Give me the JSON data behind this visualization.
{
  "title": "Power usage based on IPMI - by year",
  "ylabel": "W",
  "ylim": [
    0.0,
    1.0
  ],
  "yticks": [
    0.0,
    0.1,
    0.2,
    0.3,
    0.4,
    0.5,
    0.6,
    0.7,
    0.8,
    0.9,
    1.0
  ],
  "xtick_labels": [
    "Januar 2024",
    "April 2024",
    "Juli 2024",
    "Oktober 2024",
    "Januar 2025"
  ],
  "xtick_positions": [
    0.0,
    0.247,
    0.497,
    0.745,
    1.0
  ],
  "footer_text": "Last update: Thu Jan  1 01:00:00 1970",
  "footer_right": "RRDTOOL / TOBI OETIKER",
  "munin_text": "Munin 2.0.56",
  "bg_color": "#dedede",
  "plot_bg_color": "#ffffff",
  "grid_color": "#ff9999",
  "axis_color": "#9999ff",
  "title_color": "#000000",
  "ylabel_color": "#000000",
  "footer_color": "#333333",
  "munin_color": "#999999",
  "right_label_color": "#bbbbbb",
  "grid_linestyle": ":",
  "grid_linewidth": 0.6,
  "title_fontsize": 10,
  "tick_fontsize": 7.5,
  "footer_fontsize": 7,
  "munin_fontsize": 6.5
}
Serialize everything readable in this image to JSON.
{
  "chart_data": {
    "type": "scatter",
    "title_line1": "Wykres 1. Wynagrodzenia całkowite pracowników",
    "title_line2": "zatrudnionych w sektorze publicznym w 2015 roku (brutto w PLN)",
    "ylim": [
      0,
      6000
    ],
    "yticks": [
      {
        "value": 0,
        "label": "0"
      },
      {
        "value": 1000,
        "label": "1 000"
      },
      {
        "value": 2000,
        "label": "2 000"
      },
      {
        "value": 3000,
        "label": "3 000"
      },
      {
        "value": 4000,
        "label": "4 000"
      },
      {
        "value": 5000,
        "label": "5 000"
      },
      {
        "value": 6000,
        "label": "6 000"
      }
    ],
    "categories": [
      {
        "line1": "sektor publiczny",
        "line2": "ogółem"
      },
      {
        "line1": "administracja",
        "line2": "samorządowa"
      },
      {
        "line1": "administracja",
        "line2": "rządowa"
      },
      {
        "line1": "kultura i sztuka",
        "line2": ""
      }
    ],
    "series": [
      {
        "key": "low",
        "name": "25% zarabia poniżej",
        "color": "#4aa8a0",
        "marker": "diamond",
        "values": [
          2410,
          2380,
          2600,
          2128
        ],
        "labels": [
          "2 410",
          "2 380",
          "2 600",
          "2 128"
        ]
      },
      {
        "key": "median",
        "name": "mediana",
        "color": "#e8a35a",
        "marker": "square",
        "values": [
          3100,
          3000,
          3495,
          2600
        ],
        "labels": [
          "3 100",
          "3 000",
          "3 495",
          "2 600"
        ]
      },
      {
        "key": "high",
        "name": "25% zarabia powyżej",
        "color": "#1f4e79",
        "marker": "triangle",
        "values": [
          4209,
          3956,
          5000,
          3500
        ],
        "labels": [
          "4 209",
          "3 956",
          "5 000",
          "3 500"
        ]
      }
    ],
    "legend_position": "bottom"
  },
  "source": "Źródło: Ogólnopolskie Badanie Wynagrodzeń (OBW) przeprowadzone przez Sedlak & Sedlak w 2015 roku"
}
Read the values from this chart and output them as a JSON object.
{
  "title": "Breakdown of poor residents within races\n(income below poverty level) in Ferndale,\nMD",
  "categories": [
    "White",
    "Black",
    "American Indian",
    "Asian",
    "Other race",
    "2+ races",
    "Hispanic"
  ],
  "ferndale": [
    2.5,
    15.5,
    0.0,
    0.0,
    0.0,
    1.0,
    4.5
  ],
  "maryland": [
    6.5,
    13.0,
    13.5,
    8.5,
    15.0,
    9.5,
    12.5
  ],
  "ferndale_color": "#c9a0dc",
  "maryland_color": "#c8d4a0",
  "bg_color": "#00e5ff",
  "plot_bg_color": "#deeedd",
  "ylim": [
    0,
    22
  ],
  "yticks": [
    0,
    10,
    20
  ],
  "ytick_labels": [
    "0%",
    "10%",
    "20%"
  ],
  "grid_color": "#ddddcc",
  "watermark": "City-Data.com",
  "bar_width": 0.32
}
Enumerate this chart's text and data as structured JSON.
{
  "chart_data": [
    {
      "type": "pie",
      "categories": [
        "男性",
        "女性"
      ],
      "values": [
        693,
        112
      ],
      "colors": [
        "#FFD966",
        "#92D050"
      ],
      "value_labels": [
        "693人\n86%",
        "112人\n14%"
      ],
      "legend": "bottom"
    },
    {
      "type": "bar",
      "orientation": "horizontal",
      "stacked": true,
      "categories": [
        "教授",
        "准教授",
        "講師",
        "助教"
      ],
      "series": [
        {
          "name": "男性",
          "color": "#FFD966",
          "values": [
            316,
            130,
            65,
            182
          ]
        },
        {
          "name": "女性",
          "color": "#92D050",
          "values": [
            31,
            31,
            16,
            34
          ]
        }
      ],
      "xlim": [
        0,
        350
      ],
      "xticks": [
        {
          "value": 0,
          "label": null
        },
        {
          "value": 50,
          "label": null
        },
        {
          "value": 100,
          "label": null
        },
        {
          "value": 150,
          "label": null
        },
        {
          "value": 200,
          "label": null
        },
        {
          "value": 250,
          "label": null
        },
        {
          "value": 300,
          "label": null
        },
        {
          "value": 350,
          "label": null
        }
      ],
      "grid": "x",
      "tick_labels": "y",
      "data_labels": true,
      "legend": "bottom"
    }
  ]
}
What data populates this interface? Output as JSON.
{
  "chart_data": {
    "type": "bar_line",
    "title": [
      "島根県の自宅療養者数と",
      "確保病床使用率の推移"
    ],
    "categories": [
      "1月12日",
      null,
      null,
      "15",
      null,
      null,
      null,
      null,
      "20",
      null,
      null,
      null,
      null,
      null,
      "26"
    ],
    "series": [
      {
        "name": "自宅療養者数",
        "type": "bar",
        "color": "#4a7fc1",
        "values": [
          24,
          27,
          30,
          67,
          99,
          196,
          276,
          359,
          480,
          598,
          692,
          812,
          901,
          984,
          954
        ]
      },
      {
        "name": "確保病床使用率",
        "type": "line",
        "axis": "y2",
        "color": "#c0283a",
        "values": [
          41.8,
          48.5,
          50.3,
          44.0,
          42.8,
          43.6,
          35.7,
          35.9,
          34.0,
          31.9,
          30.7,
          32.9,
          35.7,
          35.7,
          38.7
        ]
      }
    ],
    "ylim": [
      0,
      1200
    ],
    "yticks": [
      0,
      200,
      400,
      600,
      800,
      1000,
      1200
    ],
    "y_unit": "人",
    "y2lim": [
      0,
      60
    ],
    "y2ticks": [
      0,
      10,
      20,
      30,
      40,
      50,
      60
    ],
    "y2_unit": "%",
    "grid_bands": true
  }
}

= = = =

_Aim of the task:_ The records above must be output exactly, in full.

_Task answer:_
Give me the JSON data behind this visualization.
{
  "title": "Power usage based on IPMI - by year",
  "ylabel": "W",
  "ylim": [
    0.0,
    1.0
  ],
  "yticks": [
    0.0,
    0.1,
    0.2,
    0.3,
    0.4,
    0.5,
    0.6,
    0.7,
    0.8,
    0.9,
    1.0
  ],
  "xtick_labels": [
    "Januar 2024",
    "April 2024",
    "Juli 2024",
    "Oktober 2024",
    "Januar 2025"
  ],
  "xtick_positions": [
    0.0,
    0.247,
    0.497,
    0.745,
    1.0
  ],
  "footer_text": "Last update: Thu Jan  1 01:00:00 1970",
  "footer_right": "RRDTOOL / TOBI OETIKER",
  "munin_text": "Munin 2.0.56",
  "bg_color": "#dedede",
  "plot_bg_color": "#ffffff",
  "grid_color": "#ff9999",
  "axis_color": "#9999ff",
  "title_color": "#000000",
  "ylabel_color": "#000000",
  "footer_color": "#333333",
  "munin_color": "#999999",
  "right_label_color": "#bbbbbb",
  "grid_linestyle": ":",
  "grid_linewidth": 0.6,
  "title_fontsize": 10,
  "tick_fontsize": 7.5,
  "footer_fontsize": 7,
  "munin_fontsize": 6.5
}
Serialize everything readable in this image to JSON.
{
  "chart_data": {
    "type": "scatter",
    "title_line1": "Wykres 1. Wynagrodzenia całkowite pracowników",
    "title_line2": "zatrudnionych w sektorze publicznym w 2015 roku (brutto w PLN)",
    "ylim": [
      0,
      6000
    ],
    "yticks": [
      {
        "value": 0,
        "label": "0"
      },
      {
        "value": 1000,
        "label": "1 000"
      },
      {
        "value": 2000,
        "label": "2 000"
      },
      {
        "value": 3000,
        "label": "3 000"
      },
      {
        "value": 4000,
        "label": "4 000"
      },
      {
        "value": 5000,
        "label": "5 000"
      },
      {
        "value": 6000,
        "label": "6 000"
      }
    ],
    "categories": [
      {
        "line1": "sektor publiczny",
        "line2": "ogółem"
      },
      {
        "line1": "administracja",
        "line2": "samorządowa"
      },
      {
        "line1": "administracja",
        "line2": "rządowa"
      },
      {
        "line1": "kultura i sztuka",
        "line2": ""
      }
    ],
    "series": [
      {
        "key": "low",
        "name": "25% zarabia poniżej",
        "color": "#4aa8a0",
        "marker": "diamond",
        "values": [
          2410,
          2380,
          2600,
          2128
        ],
        "labels": [
          "2 410",
          "2 380",
          "2 600",
          "2 128"
        ]
      },
      {
        "key": "median",
        "name": "mediana",
        "color": "#e8a35a",
        "marker": "square",
        "values": [
          3100,
          3000,
          3495,
          2600
        ],
        "labels": [
          "3 100",
          "3 000",
          "3 495",
          "2 600"
        ]
      },
      {
        "key": "high",
        "name": "25% zarabia powyżej",
        "color": "#1f4e79",
        "marker": "triangle",
        "values": [
          4209,
          3956,
          5000,
          3500
        ],
        "labels": [
          "4 209",
          "3 956",
          "5 000",
          "3 500"
        ]
      }
    ],
    "legend_position": "bottom"
  },
  "source": "Źródło: Ogólnopolskie Badanie Wynagrodzeń (OBW) przeprowadzone przez Sedlak & Sedlak w 2015 roku"
}
Read the values from this chart and output them as a JSON object.
{
  "title": "Breakdown of poor residents within races\n(income below poverty level) in Ferndale,\nMD",
  "categories": [
    "White",
    "Black",
    "American Indian",
    "Asian",
    "Other race",
    "2+ races",
    "Hispanic"
  ],
  "ferndale": [
    2.5,
    15.5,
    0.0,
    0.0,
    0.0,
    1.0,
    4.5
  ],
  "maryland": [
    6.5,
    13.0,
    13.5,
    8.5,
    15.0,
    9.5,
    12.5
  ],
  "ferndale_color": "#c9a0dc",
  "maryland_color": "#c8d4a0",
  "bg_color": "#00e5ff",
  "plot_bg_color": "#deeedd",
  "ylim": [
    0,
    22
  ],
  "yticks": [
    0,
    10,
    20
  ],
  "ytick_labels": [
    "0%",
    "10%",
    "20%"
  ],
  "grid_color": "#ddddcc",
  "watermark": "City-Data.com",
  "bar_width": 0.32
}
Enumerate this chart's text and data as structured JSON.
{
  "chart_data": [
    {
      "type": "pie",
      "categories": [
        "男性",
        "女性"
      ],
      "values": [
        693,
        112
      ],
      "colors": [
        "#FFD966",
        "#92D050"
      ],
      "value_labels": [
        "693人\n86%",
        "112人\n14%"
      ],
      "legend": "bottom"
    },
    {
      "type": "bar",
      "orientation": "horizontal",
      "stacked": true,
      "categories": [
        "教授",
        "准教授",
        "講師",
        "助教"
      ],
      "series": [
        {
          "name": "男性",
          "color": "#FFD966",
          "values": [
            316,
            130,
            65,
            182
          ]
        },
        {
          "name": "女性",
          "color": "#92D050",
          "values": [
            31,
            31,
            16,
            34
          ]
        }
      ],
      "xlim": [
        0,
        350
      ],
      "xticks": [
        {
          "value": 0,
          "label": null
        },
        {
          "value": 50,
          "label": null
        },
        {
          "value": 100,
          "label": null
        },
        {
          "value": 150,
          "label": null
        },
        {
          "value": 200,
          "label": null
        },
        {
          "value": 250,
          "label": null
        },
        {
          "value": 300,
          "label": null
        },
        {
          "value": 350,
          "label": null
        }
      ],
      "grid": "x",
      "tick_labels": "y",
      "data_labels": true,
      "legend": "bottom"
    }
  ]
}
What data populates this interface? Output as JSON.
{
  "chart_data": {
    "type": "bar_line",
    "title": [
      "島根県の自宅療養者数と",
      "確保病床使用率の推移"
    ],
    "categories": [
      "1月12日",
      null,
      null,
      "15",
      null,
      null,
      null,
      null,
      "20",
      null,
      null,
      null,
      null,
      null,
      "26"
    ],
    "series": [
      {
        "name": "自宅療養者数",
        "type": "bar",
        "color": "#4a7fc1",
        "values": [
          24,
          27,
          30,
          67,
          99,
          196,
          276,
          359,
          480,
          598,
          692,
          812,
          901,
          984,
          954
        ]
      },
      {
        "name": "確保病床使用率",
        "type": "line",
        "axis": "y2",
        "color": "#c0283a",
        "values": [
          41.8,
          48.5,
          50.3,
          44.0,
          42.8,
          43.6,
          35.7,
          35.9,
          34.0,
          31.9,
          30.7,
          32.9,
          35.7,
          35.7,
          38.7
        ]
      }
    ],
    "ylim": [
      0,
      1200
    ],
    "yticks": [
      0,
      200,
      400,
      600,
      800,
      1000,
      1200
    ],
    "y_unit": "人",
    "y2lim": [
      0,
      60
    ],
    "y2ticks": [
      0,
      10,
      20,
      30,
      40,
      50,
      60
    ],
    "y2_unit": "%",
    "grid_bands": true
  }
}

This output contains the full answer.